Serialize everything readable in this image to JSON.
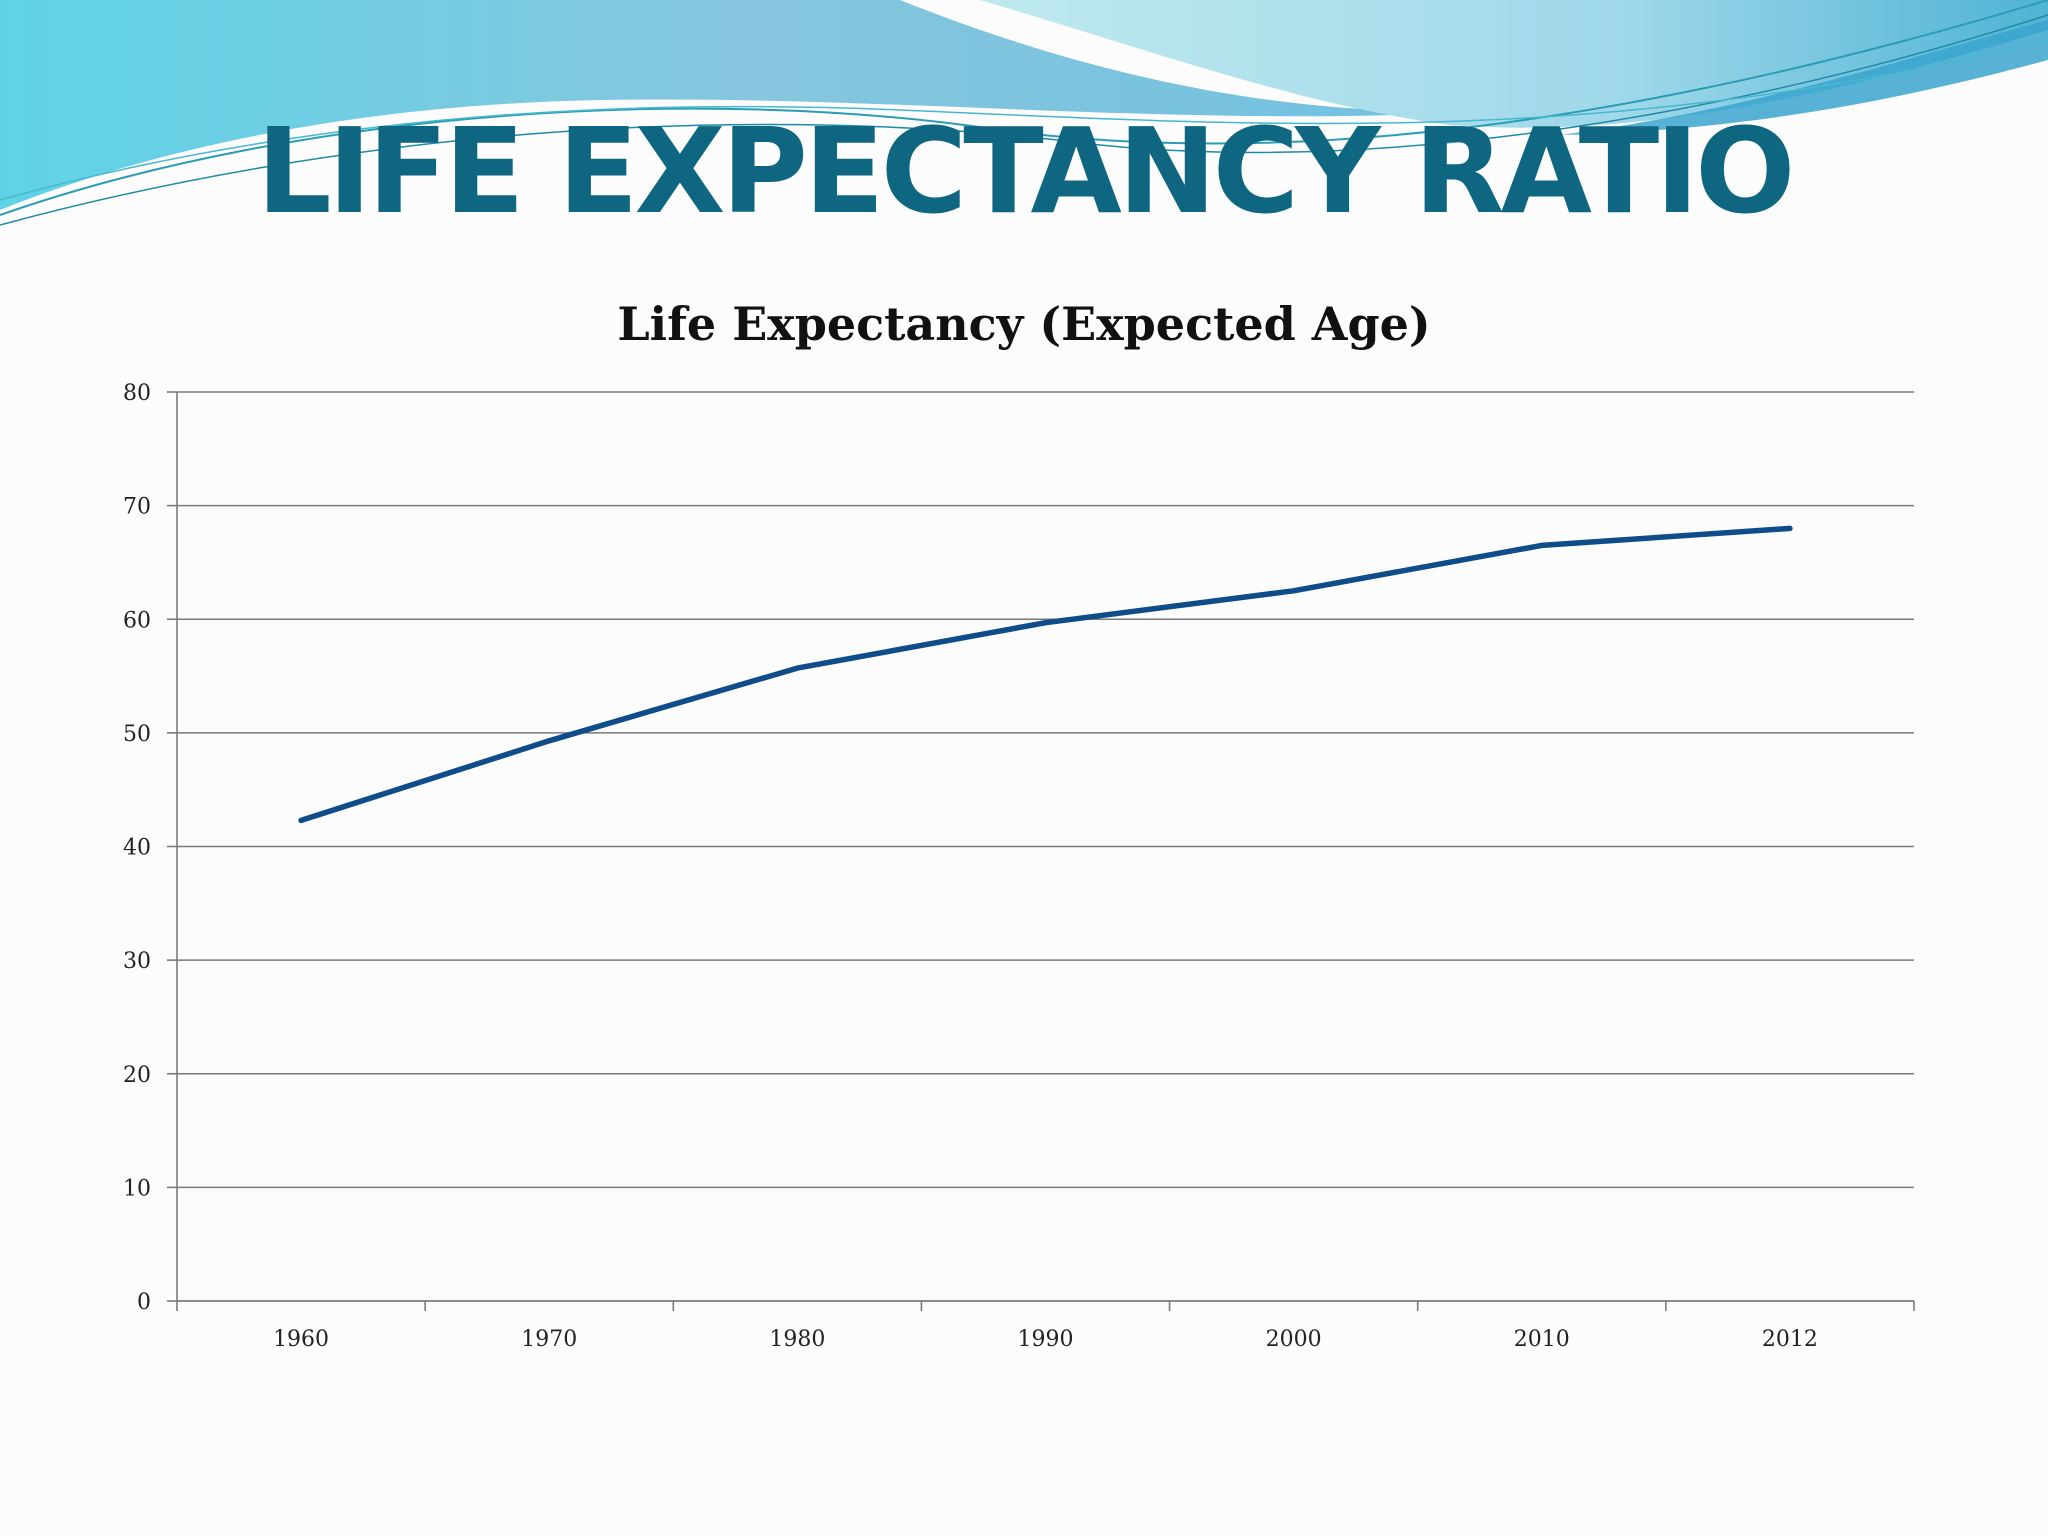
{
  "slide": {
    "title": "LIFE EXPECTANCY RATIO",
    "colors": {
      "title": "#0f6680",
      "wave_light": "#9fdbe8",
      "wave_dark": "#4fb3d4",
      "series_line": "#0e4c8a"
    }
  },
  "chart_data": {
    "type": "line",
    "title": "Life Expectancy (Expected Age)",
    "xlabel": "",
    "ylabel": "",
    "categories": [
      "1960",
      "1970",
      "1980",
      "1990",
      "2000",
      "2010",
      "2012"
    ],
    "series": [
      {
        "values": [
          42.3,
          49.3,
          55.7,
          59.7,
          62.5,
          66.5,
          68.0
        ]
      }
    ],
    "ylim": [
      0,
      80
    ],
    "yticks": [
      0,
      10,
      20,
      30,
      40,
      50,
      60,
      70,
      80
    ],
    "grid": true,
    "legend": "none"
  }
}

» Given instruction
Copy each line from the data above that includes "title".

» Response to this task
    "title": "LIFE EXPECTANCY RATIO",
      "title": "#0f6680",
    "title": "Life Expectancy (Expected Age)",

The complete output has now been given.